_Dataset rows_.
━━━━━━━━━━━━━━━━

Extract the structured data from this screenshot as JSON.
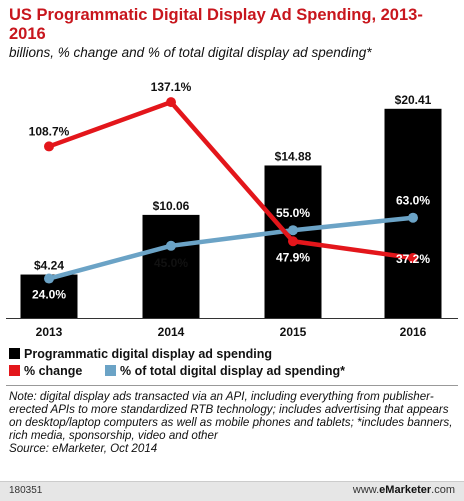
{
  "header": {
    "title": "US Programmatic Digital Display Ad Spending, 2013-2016",
    "subtitle": "billions, % change and % of total digital display ad spending*"
  },
  "chart_data": {
    "type": "bar",
    "categories": [
      "2013",
      "2014",
      "2015",
      "2016"
    ],
    "series": [
      {
        "name": "Programmatic digital display ad spending",
        "kind": "bar",
        "values": [
          4.24,
          10.06,
          14.88,
          20.41
        ],
        "labels": [
          "$4.24",
          "$10.06",
          "$14.88",
          "$20.41"
        ],
        "color": "#000000"
      },
      {
        "name": "% change",
        "kind": "line",
        "values": [
          108.7,
          137.1,
          47.9,
          37.2
        ],
        "labels": [
          "108.7%",
          "137.1%",
          "47.9%",
          "37.2%"
        ],
        "color": "#e3161b"
      },
      {
        "name": "% of total digital display ad spending*",
        "kind": "line",
        "values": [
          24.0,
          45.0,
          55.0,
          63.0
        ],
        "labels": [
          "24.0%",
          "45.0%",
          "55.0%",
          "63.0%"
        ],
        "color": "#6ba3c6"
      }
    ],
    "grid": false,
    "legend": "bottom"
  },
  "legend": {
    "bar": "Programmatic digital display ad spending",
    "change": "% change",
    "share": "% of total digital display ad spending*"
  },
  "note": "Note: digital display ads transacted via an API, including everything from publisher-erected APIs to more standardized RTB technology; includes advertising that appears on desktop/laptop computers as well as mobile phones and tablets; *includes banners, rich media, sponsorship, video and other",
  "source": "Source: eMarketer, Oct 2014",
  "footer": {
    "code": "180351",
    "brand_prefix": "www.",
    "brand_name": "eMarketer",
    "brand_suffix": ".com"
  }
}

━━━━━━━━━━━━━━━━

Repeat each entry exactly as given; no pictures belong in the copy.

_ANSWER TO THE PROBLEM_.
Extract the structured data from this screenshot as JSON.
{
  "header": {
    "title": "US Programmatic Digital Display Ad Spending, 2013-2016",
    "subtitle": "billions, % change and % of total digital display ad spending*"
  },
  "chart_data": {
    "type": "bar",
    "categories": [
      "2013",
      "2014",
      "2015",
      "2016"
    ],
    "series": [
      {
        "name": "Programmatic digital display ad spending",
        "kind": "bar",
        "values": [
          4.24,
          10.06,
          14.88,
          20.41
        ],
        "labels": [
          "$4.24",
          "$10.06",
          "$14.88",
          "$20.41"
        ],
        "color": "#000000"
      },
      {
        "name": "% change",
        "kind": "line",
        "values": [
          108.7,
          137.1,
          47.9,
          37.2
        ],
        "labels": [
          "108.7%",
          "137.1%",
          "47.9%",
          "37.2%"
        ],
        "color": "#e3161b"
      },
      {
        "name": "% of total digital display ad spending*",
        "kind": "line",
        "values": [
          24.0,
          45.0,
          55.0,
          63.0
        ],
        "labels": [
          "24.0%",
          "45.0%",
          "55.0%",
          "63.0%"
        ],
        "color": "#6ba3c6"
      }
    ],
    "grid": false,
    "legend": "bottom"
  },
  "legend": {
    "bar": "Programmatic digital display ad spending",
    "change": "% change",
    "share": "% of total digital display ad spending*"
  },
  "note": "Note: digital display ads transacted via an API, including everything from publisher-erected APIs to more standardized RTB technology; includes advertising that appears on desktop/laptop computers as well as mobile phones and tablets; *includes banners, rich media, sponsorship, video and other",
  "source": "Source: eMarketer, Oct 2014",
  "footer": {
    "code": "180351",
    "brand_prefix": "www.",
    "brand_name": "eMarketer",
    "brand_suffix": ".com"
  }
}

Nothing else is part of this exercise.